* **文档段落**
------------------------------------------------------------------------

Scrapy 爬虫使用小结
创建一个新的Scrapy项目
scrapy startproject mySpider
编写items.py文件定义model,即明确需要提取的数据
import scrapy
class MyspiderItem(scrapy.Item):
positionName = scrapy.Field()
positionLink = scrapy.Field()
companyName = scrapy.Field()
workLocation = scrapy.Field()
salary = scrapy.Field()
publishTime = scrapy.Field()
编写spiders/myspider.py爬虫文件,处理请求和响应,以及使用’yield item’提取数据
此处以爬取51job北京python工程师职位信息列表为例,我们只提取前20页信息:
import scrapy
from mySpider.items import MyspiderItem
class fiveOneJobSpider(scrapy.Spider):
name = '51job'
allowed_domains = ['51job.com']
# just search Beijing python jobs
baseURL = "https://search.51job.com/list/010000,000000,0000,00,9,99,python,2,%s.html"
page = 1
start_urls = [baseURL % (page)]
def parse(self, response):
node_list = response.xpath("//div[@id='resultList']/div[@class='el']")
for node in node_list:
item = MyspiderItem()
item['positionName'] = node.xpath("./p/span/a/text()").extract_first(default="").strip()
item['positionLink'] = node.xpath("./p/span/a/@href").extract_first(default="").strip()
item['companyName'] = node.xpath("./span[1]/a/text()").extract_first(default="").strip()
item['workLocation'] = node.xpath("./span[2]/text()").extract_first(default="").strip()
item['salary'] = node.xpath("./span[3]/text()").extract_first(default="").strip()

------------------------------------------------------------------------

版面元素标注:
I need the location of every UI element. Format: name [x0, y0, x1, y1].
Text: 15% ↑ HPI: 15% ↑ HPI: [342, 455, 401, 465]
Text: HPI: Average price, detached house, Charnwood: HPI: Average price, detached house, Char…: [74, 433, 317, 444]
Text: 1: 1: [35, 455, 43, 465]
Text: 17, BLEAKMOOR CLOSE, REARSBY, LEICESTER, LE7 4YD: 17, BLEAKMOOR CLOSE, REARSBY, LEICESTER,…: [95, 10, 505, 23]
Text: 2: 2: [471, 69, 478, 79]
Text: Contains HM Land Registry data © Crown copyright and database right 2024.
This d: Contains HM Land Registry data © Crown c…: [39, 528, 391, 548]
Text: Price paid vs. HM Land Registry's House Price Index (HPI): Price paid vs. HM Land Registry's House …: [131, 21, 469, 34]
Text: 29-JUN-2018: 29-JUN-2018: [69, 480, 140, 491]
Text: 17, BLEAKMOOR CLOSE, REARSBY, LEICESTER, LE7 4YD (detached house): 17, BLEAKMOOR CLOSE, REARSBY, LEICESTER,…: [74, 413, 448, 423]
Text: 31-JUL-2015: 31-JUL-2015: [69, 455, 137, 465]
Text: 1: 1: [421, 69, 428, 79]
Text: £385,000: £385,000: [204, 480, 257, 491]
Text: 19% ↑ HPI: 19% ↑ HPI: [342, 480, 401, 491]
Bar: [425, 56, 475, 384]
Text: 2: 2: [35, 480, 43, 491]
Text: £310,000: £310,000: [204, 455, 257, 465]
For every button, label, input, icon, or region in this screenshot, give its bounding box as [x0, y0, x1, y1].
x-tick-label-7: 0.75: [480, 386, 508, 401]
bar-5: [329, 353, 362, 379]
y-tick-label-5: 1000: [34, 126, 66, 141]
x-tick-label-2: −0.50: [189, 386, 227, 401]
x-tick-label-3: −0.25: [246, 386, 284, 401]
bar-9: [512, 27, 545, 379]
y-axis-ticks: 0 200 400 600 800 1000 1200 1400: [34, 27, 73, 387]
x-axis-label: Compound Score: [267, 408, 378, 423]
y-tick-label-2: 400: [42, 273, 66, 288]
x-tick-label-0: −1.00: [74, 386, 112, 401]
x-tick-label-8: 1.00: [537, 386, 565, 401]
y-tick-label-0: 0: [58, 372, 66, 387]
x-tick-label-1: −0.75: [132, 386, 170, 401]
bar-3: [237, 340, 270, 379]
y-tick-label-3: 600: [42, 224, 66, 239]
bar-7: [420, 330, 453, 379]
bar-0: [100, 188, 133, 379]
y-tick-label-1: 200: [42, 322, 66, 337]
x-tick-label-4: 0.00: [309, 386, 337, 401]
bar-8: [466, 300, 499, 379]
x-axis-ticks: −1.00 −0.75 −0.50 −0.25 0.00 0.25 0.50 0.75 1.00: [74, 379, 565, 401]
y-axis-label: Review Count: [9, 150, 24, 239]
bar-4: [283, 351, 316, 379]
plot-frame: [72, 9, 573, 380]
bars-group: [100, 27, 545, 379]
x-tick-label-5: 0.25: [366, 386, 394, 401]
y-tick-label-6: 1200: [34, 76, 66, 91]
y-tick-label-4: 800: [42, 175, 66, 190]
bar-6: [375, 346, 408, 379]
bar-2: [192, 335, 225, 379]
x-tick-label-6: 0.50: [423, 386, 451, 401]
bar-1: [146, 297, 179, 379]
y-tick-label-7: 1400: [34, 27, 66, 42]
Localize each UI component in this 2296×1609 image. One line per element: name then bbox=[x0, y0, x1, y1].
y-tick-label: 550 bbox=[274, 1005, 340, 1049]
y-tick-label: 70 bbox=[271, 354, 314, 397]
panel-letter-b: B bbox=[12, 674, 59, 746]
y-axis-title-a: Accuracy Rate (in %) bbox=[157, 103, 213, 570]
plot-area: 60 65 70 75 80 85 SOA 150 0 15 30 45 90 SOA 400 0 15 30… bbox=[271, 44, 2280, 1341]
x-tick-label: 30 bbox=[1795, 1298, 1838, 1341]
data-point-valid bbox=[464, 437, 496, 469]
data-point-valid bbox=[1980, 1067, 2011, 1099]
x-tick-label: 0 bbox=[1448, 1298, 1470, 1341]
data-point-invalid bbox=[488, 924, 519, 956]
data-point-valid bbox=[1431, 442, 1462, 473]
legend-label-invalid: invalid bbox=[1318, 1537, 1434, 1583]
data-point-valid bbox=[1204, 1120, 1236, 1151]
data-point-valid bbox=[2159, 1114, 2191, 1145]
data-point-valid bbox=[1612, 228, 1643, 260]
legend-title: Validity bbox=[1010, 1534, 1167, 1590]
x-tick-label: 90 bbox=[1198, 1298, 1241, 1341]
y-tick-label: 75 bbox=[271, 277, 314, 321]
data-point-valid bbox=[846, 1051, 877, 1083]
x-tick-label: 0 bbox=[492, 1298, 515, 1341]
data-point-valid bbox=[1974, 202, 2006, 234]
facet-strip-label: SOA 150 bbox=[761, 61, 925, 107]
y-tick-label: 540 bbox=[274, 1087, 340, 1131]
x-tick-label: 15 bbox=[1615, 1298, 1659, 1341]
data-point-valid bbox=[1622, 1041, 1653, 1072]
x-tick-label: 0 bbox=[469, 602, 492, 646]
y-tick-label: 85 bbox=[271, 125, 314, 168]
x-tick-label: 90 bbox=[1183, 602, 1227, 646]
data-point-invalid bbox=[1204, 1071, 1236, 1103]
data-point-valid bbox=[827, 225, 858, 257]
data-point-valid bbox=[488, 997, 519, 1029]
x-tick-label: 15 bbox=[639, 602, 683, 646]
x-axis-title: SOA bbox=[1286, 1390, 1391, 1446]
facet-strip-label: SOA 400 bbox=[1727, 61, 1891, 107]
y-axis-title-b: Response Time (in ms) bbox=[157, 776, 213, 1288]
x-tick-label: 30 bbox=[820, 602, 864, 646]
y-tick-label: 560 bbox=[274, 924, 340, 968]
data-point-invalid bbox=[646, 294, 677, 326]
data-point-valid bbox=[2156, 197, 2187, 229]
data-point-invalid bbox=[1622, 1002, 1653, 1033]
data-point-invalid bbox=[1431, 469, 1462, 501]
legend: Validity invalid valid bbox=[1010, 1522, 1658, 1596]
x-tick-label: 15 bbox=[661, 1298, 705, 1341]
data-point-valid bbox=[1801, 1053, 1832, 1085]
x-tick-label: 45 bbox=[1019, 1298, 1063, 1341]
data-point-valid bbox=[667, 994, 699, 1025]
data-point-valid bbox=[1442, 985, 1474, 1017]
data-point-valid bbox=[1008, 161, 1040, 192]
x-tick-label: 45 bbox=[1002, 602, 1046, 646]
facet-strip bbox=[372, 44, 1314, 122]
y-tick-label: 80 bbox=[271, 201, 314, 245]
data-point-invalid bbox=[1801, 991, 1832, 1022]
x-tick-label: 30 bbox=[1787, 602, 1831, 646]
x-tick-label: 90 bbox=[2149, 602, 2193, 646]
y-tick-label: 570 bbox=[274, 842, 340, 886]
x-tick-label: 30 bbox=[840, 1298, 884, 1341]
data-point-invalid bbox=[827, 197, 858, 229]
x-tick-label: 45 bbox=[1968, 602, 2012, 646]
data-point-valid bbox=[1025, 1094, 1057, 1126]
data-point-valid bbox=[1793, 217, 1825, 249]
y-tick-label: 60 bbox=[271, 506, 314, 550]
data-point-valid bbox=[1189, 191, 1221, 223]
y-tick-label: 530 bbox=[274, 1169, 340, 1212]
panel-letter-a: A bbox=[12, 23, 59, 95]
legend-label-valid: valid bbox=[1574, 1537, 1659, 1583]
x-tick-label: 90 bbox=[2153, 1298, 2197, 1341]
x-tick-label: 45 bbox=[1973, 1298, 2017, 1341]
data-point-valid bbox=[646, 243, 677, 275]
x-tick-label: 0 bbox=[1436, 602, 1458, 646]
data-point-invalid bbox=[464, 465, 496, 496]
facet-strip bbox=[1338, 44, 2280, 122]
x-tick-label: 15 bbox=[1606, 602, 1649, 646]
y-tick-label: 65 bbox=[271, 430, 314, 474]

------------------------------------------------------------------------

* **任务目标 1**
根据 Scrapy 爬虫小结回答下列问题。
(a) 创建新的 Scrapy 项目时使用的命令是什么？
(b) 爬虫类中 name 属性被设为什么值？
(c) 这个示例只提取前几页的信息？
* **任务目标 2**
从 Scrapy 爬虫小结的最后一行之后给出续写内容。

* **书面回答 1**
(a) scrapy startproject mySpider
(b) '51job'
(c) 前20页

* **书面回答 2**
item['publishTime'] = node.xpath("./span[4]/text()").extract_first(default="").strip()
yield item
if self.page < 20:
self.page += 1
url = self.baseURL % (self.page)
yield scrapy.Request(url, callback=self.parse)
我们知道页数总是在动态变化,所以有了第二种方式依据其下一页的状态来爬数据:
if len(response.xpath("//li[@class='bk'][2]/span/text()")) == 0:
url = response.xpath("//li[@class='bk'][2]/a/@href").extract_first()
yield scrapy.Request(url.split('?')[0], callback=self.parse)
编写管道文件pipelines.py,处理spider返回的item数据
这里我们可以持久化存储为json文件或数据库当中:
import json
class MyspiderPipeline(object):
def __init__(self):
self.f = open("51job.json", "w")
def process_item(self, item, spider):
content = json.dumps(dict(item), ensure_ascii=False) + ",\n"
self.f.write(content)
return item
def close_spider(self, spider):
self.f.close()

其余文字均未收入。